--- Input for this task ---
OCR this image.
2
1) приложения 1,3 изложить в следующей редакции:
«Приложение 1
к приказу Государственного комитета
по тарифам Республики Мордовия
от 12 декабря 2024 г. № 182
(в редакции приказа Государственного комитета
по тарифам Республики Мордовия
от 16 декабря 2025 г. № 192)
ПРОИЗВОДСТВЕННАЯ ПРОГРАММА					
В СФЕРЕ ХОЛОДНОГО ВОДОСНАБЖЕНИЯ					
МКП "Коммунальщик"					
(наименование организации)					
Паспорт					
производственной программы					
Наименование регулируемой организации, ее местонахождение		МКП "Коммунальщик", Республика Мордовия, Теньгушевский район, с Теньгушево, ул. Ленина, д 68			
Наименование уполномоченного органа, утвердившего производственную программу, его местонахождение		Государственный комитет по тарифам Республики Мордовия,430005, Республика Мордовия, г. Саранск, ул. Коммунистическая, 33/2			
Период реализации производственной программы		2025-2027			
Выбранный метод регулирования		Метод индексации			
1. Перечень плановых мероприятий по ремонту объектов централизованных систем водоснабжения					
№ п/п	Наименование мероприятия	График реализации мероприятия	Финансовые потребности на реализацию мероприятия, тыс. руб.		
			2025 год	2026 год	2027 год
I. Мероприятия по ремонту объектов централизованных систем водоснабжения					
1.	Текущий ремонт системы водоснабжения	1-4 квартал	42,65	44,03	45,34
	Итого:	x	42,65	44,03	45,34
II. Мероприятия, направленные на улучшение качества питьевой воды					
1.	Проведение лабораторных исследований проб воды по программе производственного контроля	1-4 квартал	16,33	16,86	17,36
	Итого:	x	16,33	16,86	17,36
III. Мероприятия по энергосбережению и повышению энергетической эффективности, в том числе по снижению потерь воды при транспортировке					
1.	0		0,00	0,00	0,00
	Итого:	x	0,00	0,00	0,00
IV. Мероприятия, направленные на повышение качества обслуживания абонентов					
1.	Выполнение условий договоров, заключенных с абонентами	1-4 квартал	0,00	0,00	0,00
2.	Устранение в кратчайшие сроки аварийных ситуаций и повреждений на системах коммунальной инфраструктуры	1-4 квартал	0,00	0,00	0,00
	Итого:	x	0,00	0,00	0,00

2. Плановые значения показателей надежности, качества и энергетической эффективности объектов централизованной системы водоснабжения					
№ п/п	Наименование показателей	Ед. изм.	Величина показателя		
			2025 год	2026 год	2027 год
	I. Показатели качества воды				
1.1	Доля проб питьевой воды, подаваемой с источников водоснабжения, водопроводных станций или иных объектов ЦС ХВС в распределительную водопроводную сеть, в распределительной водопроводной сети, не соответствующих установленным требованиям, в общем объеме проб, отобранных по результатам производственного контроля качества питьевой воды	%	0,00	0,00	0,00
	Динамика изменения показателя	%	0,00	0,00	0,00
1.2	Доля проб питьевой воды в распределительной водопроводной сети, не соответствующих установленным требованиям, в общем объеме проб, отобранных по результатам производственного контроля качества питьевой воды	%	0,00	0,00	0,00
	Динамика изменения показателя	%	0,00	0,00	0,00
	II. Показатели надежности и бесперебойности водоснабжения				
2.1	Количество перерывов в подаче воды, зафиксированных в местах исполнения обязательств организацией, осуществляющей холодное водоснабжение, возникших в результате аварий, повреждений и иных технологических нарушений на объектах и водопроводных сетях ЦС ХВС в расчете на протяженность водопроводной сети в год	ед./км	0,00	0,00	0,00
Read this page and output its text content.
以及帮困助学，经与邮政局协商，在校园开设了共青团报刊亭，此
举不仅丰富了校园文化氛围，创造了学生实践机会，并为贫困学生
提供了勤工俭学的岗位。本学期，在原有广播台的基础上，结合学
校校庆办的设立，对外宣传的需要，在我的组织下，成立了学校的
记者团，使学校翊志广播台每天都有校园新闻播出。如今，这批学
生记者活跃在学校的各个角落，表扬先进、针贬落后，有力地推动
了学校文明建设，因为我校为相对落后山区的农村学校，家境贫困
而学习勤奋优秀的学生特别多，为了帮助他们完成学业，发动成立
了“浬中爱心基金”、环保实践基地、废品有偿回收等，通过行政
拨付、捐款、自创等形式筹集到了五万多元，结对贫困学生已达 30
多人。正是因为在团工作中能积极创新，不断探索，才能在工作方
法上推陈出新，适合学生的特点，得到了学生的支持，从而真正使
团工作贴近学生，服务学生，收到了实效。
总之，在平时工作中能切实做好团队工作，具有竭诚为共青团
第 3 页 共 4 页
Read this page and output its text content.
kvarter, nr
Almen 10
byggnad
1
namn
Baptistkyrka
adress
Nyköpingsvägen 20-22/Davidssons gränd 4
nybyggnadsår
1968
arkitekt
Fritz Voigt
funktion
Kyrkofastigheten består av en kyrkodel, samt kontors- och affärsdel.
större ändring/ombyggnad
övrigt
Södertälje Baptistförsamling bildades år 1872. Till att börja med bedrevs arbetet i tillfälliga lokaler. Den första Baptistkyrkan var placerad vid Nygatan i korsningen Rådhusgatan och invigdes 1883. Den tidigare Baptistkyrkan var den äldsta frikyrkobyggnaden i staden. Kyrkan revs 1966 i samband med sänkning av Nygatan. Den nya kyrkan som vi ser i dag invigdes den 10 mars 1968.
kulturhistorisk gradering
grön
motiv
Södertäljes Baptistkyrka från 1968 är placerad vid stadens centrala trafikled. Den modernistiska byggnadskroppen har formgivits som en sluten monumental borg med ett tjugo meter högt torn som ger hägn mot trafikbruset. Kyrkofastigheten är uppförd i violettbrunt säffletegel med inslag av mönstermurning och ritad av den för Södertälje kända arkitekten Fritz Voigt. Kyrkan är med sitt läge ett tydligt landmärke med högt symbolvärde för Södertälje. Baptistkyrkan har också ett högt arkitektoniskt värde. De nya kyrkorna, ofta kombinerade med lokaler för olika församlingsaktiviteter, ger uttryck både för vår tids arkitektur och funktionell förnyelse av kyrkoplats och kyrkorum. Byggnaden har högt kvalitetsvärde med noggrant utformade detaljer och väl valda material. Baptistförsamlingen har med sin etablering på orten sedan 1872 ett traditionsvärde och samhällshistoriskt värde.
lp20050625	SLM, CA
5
---
Write out the entire listing exactly.

OCR this image.
2
1) приложения 1,3 изложить в следующей редакции:
«Приложение 1
к приказу Государственного комитета
по тарифам Республики Мордовия
от 12 декабря 2024 г. № 182
(в редакции приказа Государственного комитета
по тарифам Республики Мордовия
от 16 декабря 2025 г. № 192)
ПРОИЗВОДСТВЕННАЯ ПРОГРАММА					
В СФЕРЕ ХОЛОДНОГО ВОДОСНАБЖЕНИЯ					
МКП "Коммунальщик"					
(наименование организации)					
Паспорт					
производственной программы					
Наименование регулируемой организации, ее местонахождение		МКП "Коммунальщик", Республика Мордовия, Теньгушевский район, с Теньгушево, ул. Ленина, д 68			
Наименование уполномоченного органа, утвердившего производственную программу, его местонахождение		Государственный комитет по тарифам Республики Мордовия,430005, Республика Мордовия, г. Саранск, ул. Коммунистическая, 33/2			
Период реализации производственной программы		2025-2027			
Выбранный метод регулирования		Метод индексации			
1. Перечень плановых мероприятий по ремонту объектов централизованных систем водоснабжения					
№ п/п	Наименование мероприятия	График реализации мероприятия	Финансовые потребности на реализацию мероприятия, тыс. руб.		
			2025 год	2026 год	2027 год
I. Мероприятия по ремонту объектов централизованных систем водоснабжения					
1.	Текущий ремонт системы водоснабжения	1-4 квартал	42,65	44,03	45,34
	Итого:	x	42,65	44,03	45,34
II. Мероприятия, направленные на улучшение качества питьевой воды					
1.	Проведение лабораторных исследований проб воды по программе производственного контроля	1-4 квартал	16,33	16,86	17,36
	Итого:	x	16,33	16,86	17,36
III. Мероприятия по энергосбережению и повышению энергетической эффективности, в том числе по снижению потерь воды при транспортировке					
1.	0		0,00	0,00	0,00
	Итого:	x	0,00	0,00	0,00
IV. Мероприятия, направленные на повышение качества обслуживания абонентов					
1.	Выполнение условий договоров, заключенных с абонентами	1-4 квартал	0,00	0,00	0,00
2.	Устранение в кратчайшие сроки аварийных ситуаций и повреждений на системах коммунальной инфраструктуры	1-4 квартал	0,00	0,00	0,00
	Итого:	x	0,00	0,00	0,00

2. Плановые значения показателей надежности, качества и энергетической эффективности объектов централизованной системы водоснабжения					
№ п/п	Наименование показателей	Ед. изм.	Величина показателя		
			2025 год	2026 год	2027 год
	I. Показатели качества воды				
1.1	Доля проб питьевой воды, подаваемой с источников водоснабжения, водопроводных станций или иных объектов ЦС ХВС в распределительную водопроводную сеть, в распределительной водопроводной сети, не соответствующих установленным требованиям, в общем объеме проб, отобранных по результатам производственного контроля качества питьевой воды	%	0,00	0,00	0,00
	Динамика изменения показателя	%	0,00	0,00	0,00
1.2	Доля проб питьевой воды в распределительной водопроводной сети, не соответствующих установленным требованиям, в общем объеме проб, отобранных по результатам производственного контроля качества питьевой воды	%	0,00	0,00	0,00
	Динамика изменения показателя	%	0,00	0,00	0,00
	II. Показатели надежности и бесперебойности водоснабжения				
2.1	Количество перерывов в подаче воды, зафиксированных в местах исполнения обязательств организацией, осуществляющей холодное водоснабжение, возникших в результате аварий, повреждений и иных технологических нарушений на объектах и водопроводных сетях ЦС ХВС в расчете на протяженность водопроводной сети в год	ед./км	0,00	0,00	0,00
Read this page and output its text content.
以及帮困助学，经与邮政局协商，在校园开设了共青团报刊亭，此
举不仅丰富了校园文化氛围，创造了学生实践机会，并为贫困学生
提供了勤工俭学的岗位。本学期，在原有广播台的基础上，结合学
校校庆办的设立，对外宣传的需要，在我的组织下，成立了学校的
记者团，使学校翊志广播台每天都有校园新闻播出。如今，这批学
生记者活跃在学校的各个角落，表扬先进、针贬落后，有力地推动
了学校文明建设，因为我校为相对落后山区的农村学校，家境贫困
而学习勤奋优秀的学生特别多，为了帮助他们完成学业，发动成立
了“浬中爱心基金”、环保实践基地、废品有偿回收等，通过行政
拨付、捐款、自创等形式筹集到了五万多元，结对贫困学生已达 30
多人。正是因为在团工作中能积极创新，不断探索，才能在工作方
法上推陈出新，适合学生的特点，得到了学生的支持，从而真正使
团工作贴近学生，服务学生，收到了实效。
总之，在平时工作中能切实做好团队工作，具有竭诚为共青团
第 3 页 共 4 页
Read this page and output its text content.
kvarter, nr
Almen 10
byggnad
1
namn
Baptistkyrka
adress
Nyköpingsvägen 20-22/Davidssons gränd 4
nybyggnadsår
1968
arkitekt
Fritz Voigt
funktion
Kyrkofastigheten består av en kyrkodel, samt kontors- och affärsdel.
större ändring/ombyggnad
övrigt
Södertälje Baptistförsamling bildades år 1872. Till att börja med bedrevs arbetet i tillfälliga lokaler. Den första Baptistkyrkan var placerad vid Nygatan i korsningen Rådhusgatan och invigdes 1883. Den tidigare Baptistkyrkan var den äldsta frikyrkobyggnaden i staden. Kyrkan revs 1966 i samband med sänkning av Nygatan. Den nya kyrkan som vi ser i dag invigdes den 10 mars 1968.
kulturhistorisk gradering
grön
motiv
Södertäljes Baptistkyrka från 1968 är placerad vid stadens centrala trafikled. Den modernistiska byggnadskroppen har formgivits som en sluten monumental borg med ett tjugo meter högt torn som ger hägn mot trafikbruset. Kyrkofastigheten är uppförd i violettbrunt säffletegel med inslag av mönstermurning och ritad av den för Södertälje kända arkitekten Fritz Voigt. Kyrkan är med sitt läge ett tydligt landmärke med högt symbolvärde för Södertälje. Baptistkyrkan har också ett högt arkitektoniskt värde. De nya kyrkorna, ofta kombinerade med lokaler för olika församlingsaktiviteter, ger uttryck både för vår tids arkitektur och funktionell förnyelse av kyrkoplats och kyrkorum. Byggnaden har högt kvalitetsvärde med noggrant utformade detaljer och väl valda material. Baptistförsamlingen har med sin etablering på orten sedan 1872 ett traditionsvärde och samhällshistoriskt värde.
lp20050625	SLM, CA
5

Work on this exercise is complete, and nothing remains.